Records from a dataset:
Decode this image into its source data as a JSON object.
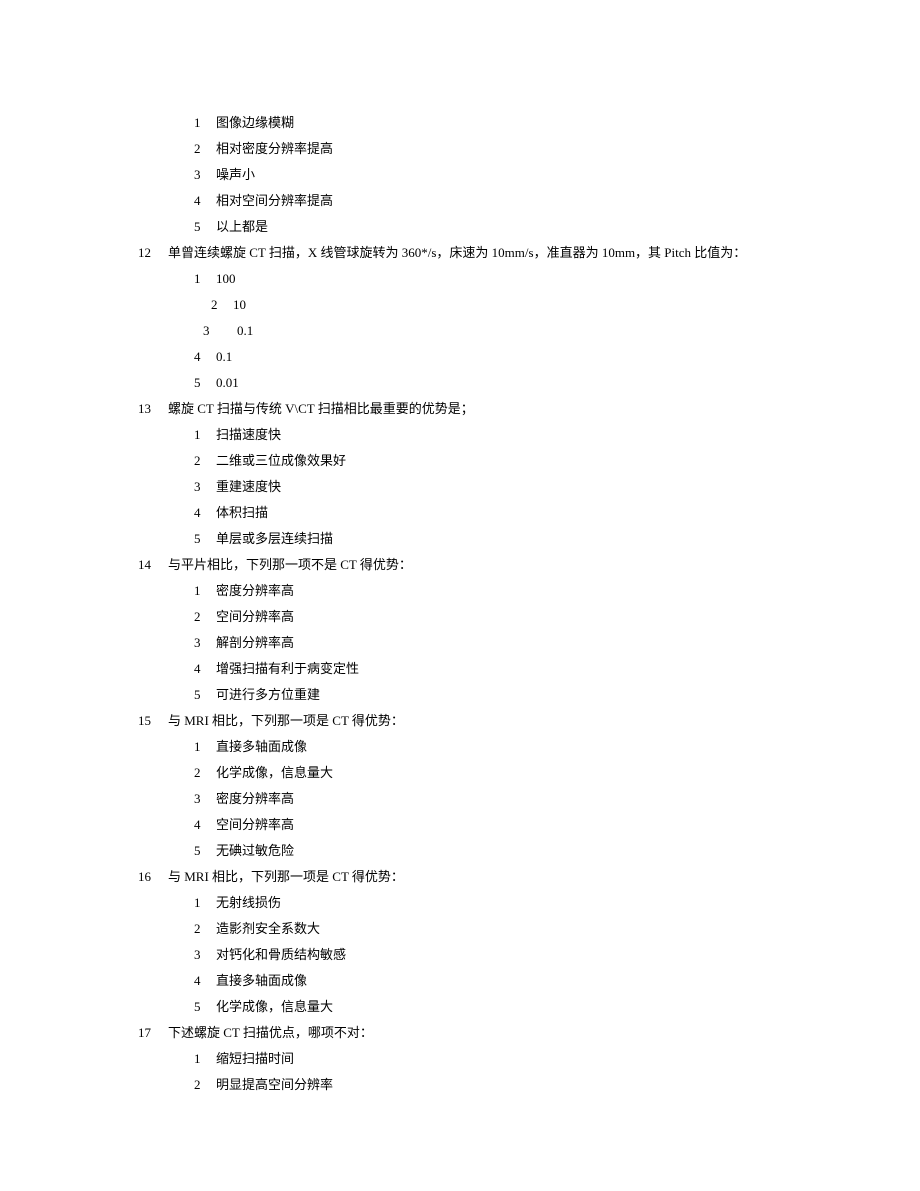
{
  "orphan_options": [
    {
      "num": "1",
      "text": "图像边缘模糊"
    },
    {
      "num": "2",
      "text": "相对密度分辨率提高"
    },
    {
      "num": "3",
      "text": "噪声小"
    },
    {
      "num": "4",
      "text": "相对空间分辨率提高"
    },
    {
      "num": "5",
      "text": "以上都是"
    }
  ],
  "questions": [
    {
      "num": "12",
      "text": "单曾连续螺旋 CT 扫描，X 线管球旋转为 360*/s，床速为 10mm/s，准直器为 10mm，其 Pitch 比值为：",
      "options": [
        {
          "num": "1",
          "text": "100",
          "indent": 0
        },
        {
          "num": "2",
          "text": "10",
          "indent": 1
        },
        {
          "num": "3",
          "text": "0.1",
          "indent": 2
        },
        {
          "num": "4",
          "text": "0.1",
          "indent": 0
        },
        {
          "num": "5",
          "text": "0.01",
          "indent": 0
        }
      ]
    },
    {
      "num": "13",
      "text": "螺旋 CT 扫描与传统 V\\CT 扫描相比最重要的优势是；",
      "options": [
        {
          "num": "1",
          "text": "扫描速度快",
          "indent": 0
        },
        {
          "num": "2",
          "text": "二维或三位成像效果好",
          "indent": 0
        },
        {
          "num": "3",
          "text": "重建速度快",
          "indent": 0
        },
        {
          "num": "4",
          "text": "体积扫描",
          "indent": 0
        },
        {
          "num": "5",
          "text": "单层或多层连续扫描",
          "indent": 0
        }
      ]
    },
    {
      "num": "14",
      "text": "与平片相比，下列那一项不是 CT 得优势：",
      "options": [
        {
          "num": "1",
          "text": "密度分辨率高",
          "indent": 0
        },
        {
          "num": "2",
          "text": "空间分辨率高",
          "indent": 0
        },
        {
          "num": "3",
          "text": "解剖分辨率高",
          "indent": 0
        },
        {
          "num": "4",
          "text": "增强扫描有利于病变定性",
          "indent": 0
        },
        {
          "num": "5",
          "text": "可进行多方位重建",
          "indent": 0
        }
      ]
    },
    {
      "num": "15",
      "text": "与 MRI 相比，下列那一项是 CT 得优势：",
      "options": [
        {
          "num": "1",
          "text": "直接多轴面成像",
          "indent": 0
        },
        {
          "num": "2",
          "text": "化学成像，信息量大",
          "indent": 0
        },
        {
          "num": "3",
          "text": "密度分辨率高",
          "indent": 0
        },
        {
          "num": "4",
          "text": "空间分辨率高",
          "indent": 0
        },
        {
          "num": "5",
          "text": "无碘过敏危险",
          "indent": 0
        }
      ]
    },
    {
      "num": "16",
      "text": "与 MRI 相比，下列那一项是 CT 得优势：",
      "options": [
        {
          "num": "1",
          "text": "无射线损伤",
          "indent": 0
        },
        {
          "num": "2",
          "text": "造影剂安全系数大",
          "indent": 0
        },
        {
          "num": "3",
          "text": "对钙化和骨质结构敏感",
          "indent": 0
        },
        {
          "num": "4",
          "text": "直接多轴面成像",
          "indent": 0
        },
        {
          "num": "5",
          "text": "化学成像，信息量大",
          "indent": 0
        }
      ]
    },
    {
      "num": "17",
      "text": "下述螺旋 CT 扫描优点，哪项不对：",
      "options": [
        {
          "num": "1",
          "text": "缩短扫描时间",
          "indent": 0
        },
        {
          "num": "2",
          "text": "明显提高空间分辨率",
          "indent": 0
        }
      ]
    }
  ]
}
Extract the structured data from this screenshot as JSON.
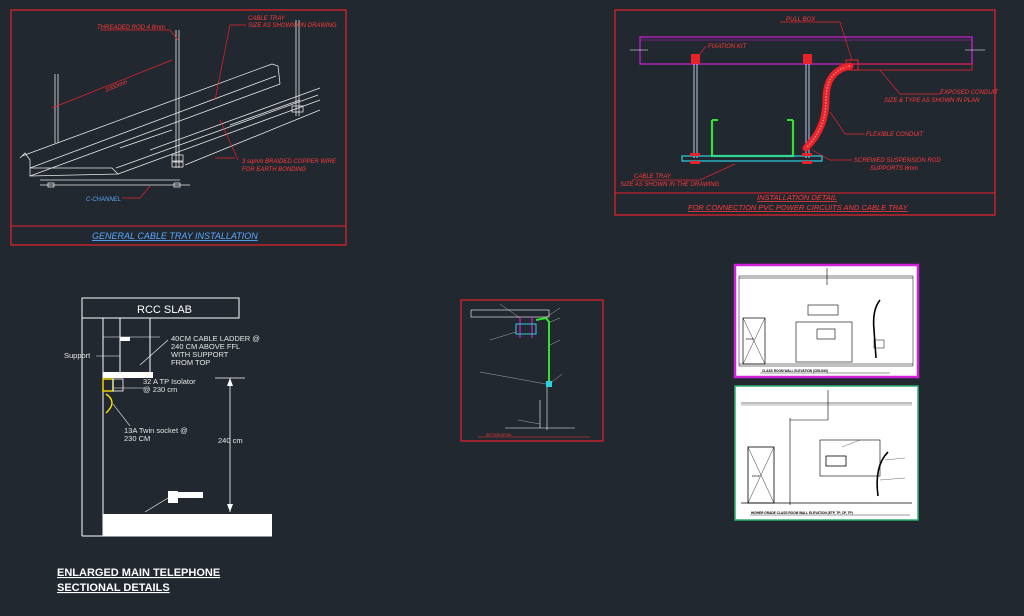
{
  "panel1": {
    "title": "GENERAL CABLE TRAY INSTALLATION",
    "threaded_rod": "THREADED ROD 4 8mm",
    "cable_tray_1": "CABLE TRAY",
    "cable_tray_2": "SIZE AS SHOWN ON DRAWING",
    "length": "1000mm",
    "copper_1": "3 sqmm BRAIDED COPPER WIRE",
    "copper_2": "FOR EARTH BONDING",
    "channel": "C-CHANNEL"
  },
  "panel2": {
    "title_1": "INSTALLATION DETAIL",
    "title_2": "FOR CONNECTION PVC POWER CIRCUITS AND CABLE TRAY",
    "pull_box": "PULL BOX",
    "fixation_kit": "FIXATION KIT",
    "exposed_1": "EXPOSED CONDUIT",
    "exposed_2": "SIZE & TYPE AS SHOWN IN PLAN",
    "flexible": "FLEXIBLE CONDUIT",
    "screwed_1": "SCREWED SUSPENSION ROD",
    "screwed_2": "SUPPORTS 8mm",
    "tray_1": "CABLE TRAY",
    "tray_2": "SIZE AS SHOWN IN THE DRAWING"
  },
  "panel3": {
    "slab": "RCC SLAB",
    "ladder_1": "40CM CABLE LADDER @",
    "ladder_2": "240 CM ABOVE FFL",
    "ladder_3": "WITH SUPPORT",
    "ladder_4": "FROM TOP",
    "support": "Support",
    "isolator_1": "32 A TP Isolator",
    "isolator_2": "@ 230 cm",
    "socket_1": "13A Twin socket @",
    "socket_2": "230 CM",
    "height": "240 cm",
    "caption_1": "ENLARGED MAIN TELEPHONE",
    "caption_2": "SECTIONAL DETAILS"
  },
  "panel4": {
    "caption": "SECTION DETAIL"
  },
  "panel5": {
    "caption": "CLASS ROOM WALL ELEVATION (CEILING)",
    "door": "DOOR"
  },
  "panel6": {
    "caption": "HIGHER GRADE CLASS ROOM WALL ELEVATION (ETP, TP, CP, TP)",
    "door": "DOOR"
  },
  "colors": {
    "background": "#212830",
    "frame_red": "#e8222a",
    "cad_magenta": "#d020d8",
    "cad_green": "#33e033",
    "cad_cyan": "#2fd0e0",
    "cad_blue": "#5aa7ff"
  }
}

◆ Task to complete:
Quote all of the entries word for word, omitting any pictures.

◆ Result for this exercise:
Decode this image into its source data as a JSON object.
{
  "orphan_options": [
    {
      "num": "1",
      "text": "图像边缘模糊"
    },
    {
      "num": "2",
      "text": "相对密度分辨率提高"
    },
    {
      "num": "3",
      "text": "噪声小"
    },
    {
      "num": "4",
      "text": "相对空间分辨率提高"
    },
    {
      "num": "5",
      "text": "以上都是"
    }
  ],
  "questions": [
    {
      "num": "12",
      "text": "单曾连续螺旋 CT 扫描，X 线管球旋转为 360*/s，床速为 10mm/s，准直器为 10mm，其 Pitch 比值为：",
      "options": [
        {
          "num": "1",
          "text": "100",
          "indent": 0
        },
        {
          "num": "2",
          "text": "10",
          "indent": 1
        },
        {
          "num": "3",
          "text": "0.1",
          "indent": 2
        },
        {
          "num": "4",
          "text": "0.1",
          "indent": 0
        },
        {
          "num": "5",
          "text": "0.01",
          "indent": 0
        }
      ]
    },
    {
      "num": "13",
      "text": "螺旋 CT 扫描与传统 V\\CT 扫描相比最重要的优势是；",
      "options": [
        {
          "num": "1",
          "text": "扫描速度快",
          "indent": 0
        },
        {
          "num": "2",
          "text": "二维或三位成像效果好",
          "indent": 0
        },
        {
          "num": "3",
          "text": "重建速度快",
          "indent": 0
        },
        {
          "num": "4",
          "text": "体积扫描",
          "indent": 0
        },
        {
          "num": "5",
          "text": "单层或多层连续扫描",
          "indent": 0
        }
      ]
    },
    {
      "num": "14",
      "text": "与平片相比，下列那一项不是 CT 得优势：",
      "options": [
        {
          "num": "1",
          "text": "密度分辨率高",
          "indent": 0
        },
        {
          "num": "2",
          "text": "空间分辨率高",
          "indent": 0
        },
        {
          "num": "3",
          "text": "解剖分辨率高",
          "indent": 0
        },
        {
          "num": "4",
          "text": "增强扫描有利于病变定性",
          "indent": 0
        },
        {
          "num": "5",
          "text": "可进行多方位重建",
          "indent": 0
        }
      ]
    },
    {
      "num": "15",
      "text": "与 MRI 相比，下列那一项是 CT 得优势：",
      "options": [
        {
          "num": "1",
          "text": "直接多轴面成像",
          "indent": 0
        },
        {
          "num": "2",
          "text": "化学成像，信息量大",
          "indent": 0
        },
        {
          "num": "3",
          "text": "密度分辨率高",
          "indent": 0
        },
        {
          "num": "4",
          "text": "空间分辨率高",
          "indent": 0
        },
        {
          "num": "5",
          "text": "无碘过敏危险",
          "indent": 0
        }
      ]
    },
    {
      "num": "16",
      "text": "与 MRI 相比，下列那一项是 CT 得优势：",
      "options": [
        {
          "num": "1",
          "text": "无射线损伤",
          "indent": 0
        },
        {
          "num": "2",
          "text": "造影剂安全系数大",
          "indent": 0
        },
        {
          "num": "3",
          "text": "对钙化和骨质结构敏感",
          "indent": 0
        },
        {
          "num": "4",
          "text": "直接多轴面成像",
          "indent": 0
        },
        {
          "num": "5",
          "text": "化学成像，信息量大",
          "indent": 0
        }
      ]
    },
    {
      "num": "17",
      "text": "下述螺旋 CT 扫描优点，哪项不对：",
      "options": [
        {
          "num": "1",
          "text": "缩短扫描时间",
          "indent": 0
        },
        {
          "num": "2",
          "text": "明显提高空间分辨率",
          "indent": 0
        }
      ]
    }
  ]
}
Extract the structured data from this screenshot as JSON.
{
  "panel1": {
    "title": "GENERAL CABLE TRAY INSTALLATION",
    "threaded_rod": "THREADED ROD 4 8mm",
    "cable_tray_1": "CABLE TRAY",
    "cable_tray_2": "SIZE AS SHOWN ON DRAWING",
    "length": "1000mm",
    "copper_1": "3 sqmm BRAIDED COPPER WIRE",
    "copper_2": "FOR EARTH BONDING",
    "channel": "C-CHANNEL"
  },
  "panel2": {
    "title_1": "INSTALLATION DETAIL",
    "title_2": "FOR CONNECTION PVC POWER CIRCUITS AND CABLE TRAY",
    "pull_box": "PULL BOX",
    "fixation_kit": "FIXATION KIT",
    "exposed_1": "EXPOSED CONDUIT",
    "exposed_2": "SIZE & TYPE AS SHOWN IN PLAN",
    "flexible": "FLEXIBLE CONDUIT",
    "screwed_1": "SCREWED SUSPENSION ROD",
    "screwed_2": "SUPPORTS 8mm",
    "tray_1": "CABLE TRAY",
    "tray_2": "SIZE AS SHOWN IN THE DRAWING"
  },
  "panel3": {
    "slab": "RCC SLAB",
    "ladder_1": "40CM CABLE LADDER @",
    "ladder_2": "240 CM ABOVE FFL",
    "ladder_3": "WITH SUPPORT",
    "ladder_4": "FROM TOP",
    "support": "Support",
    "isolator_1": "32 A TP Isolator",
    "isolator_2": "@ 230 cm",
    "socket_1": "13A Twin socket @",
    "socket_2": "230 CM",
    "height": "240 cm",
    "caption_1": "ENLARGED MAIN TELEPHONE",
    "caption_2": "SECTIONAL DETAILS"
  },
  "panel4": {
    "caption": "SECTION DETAIL"
  },
  "panel5": {
    "caption": "CLASS ROOM WALL ELEVATION (CEILING)",
    "door": "DOOR"
  },
  "panel6": {
    "caption": "HIGHER GRADE CLASS ROOM WALL ELEVATION (ETP, TP, CP, TP)",
    "door": "DOOR"
  },
  "colors": {
    "background": "#212830",
    "frame_red": "#e8222a",
    "cad_magenta": "#d020d8",
    "cad_green": "#33e033",
    "cad_cyan": "#2fd0e0",
    "cad_blue": "#5aa7ff"
  }
}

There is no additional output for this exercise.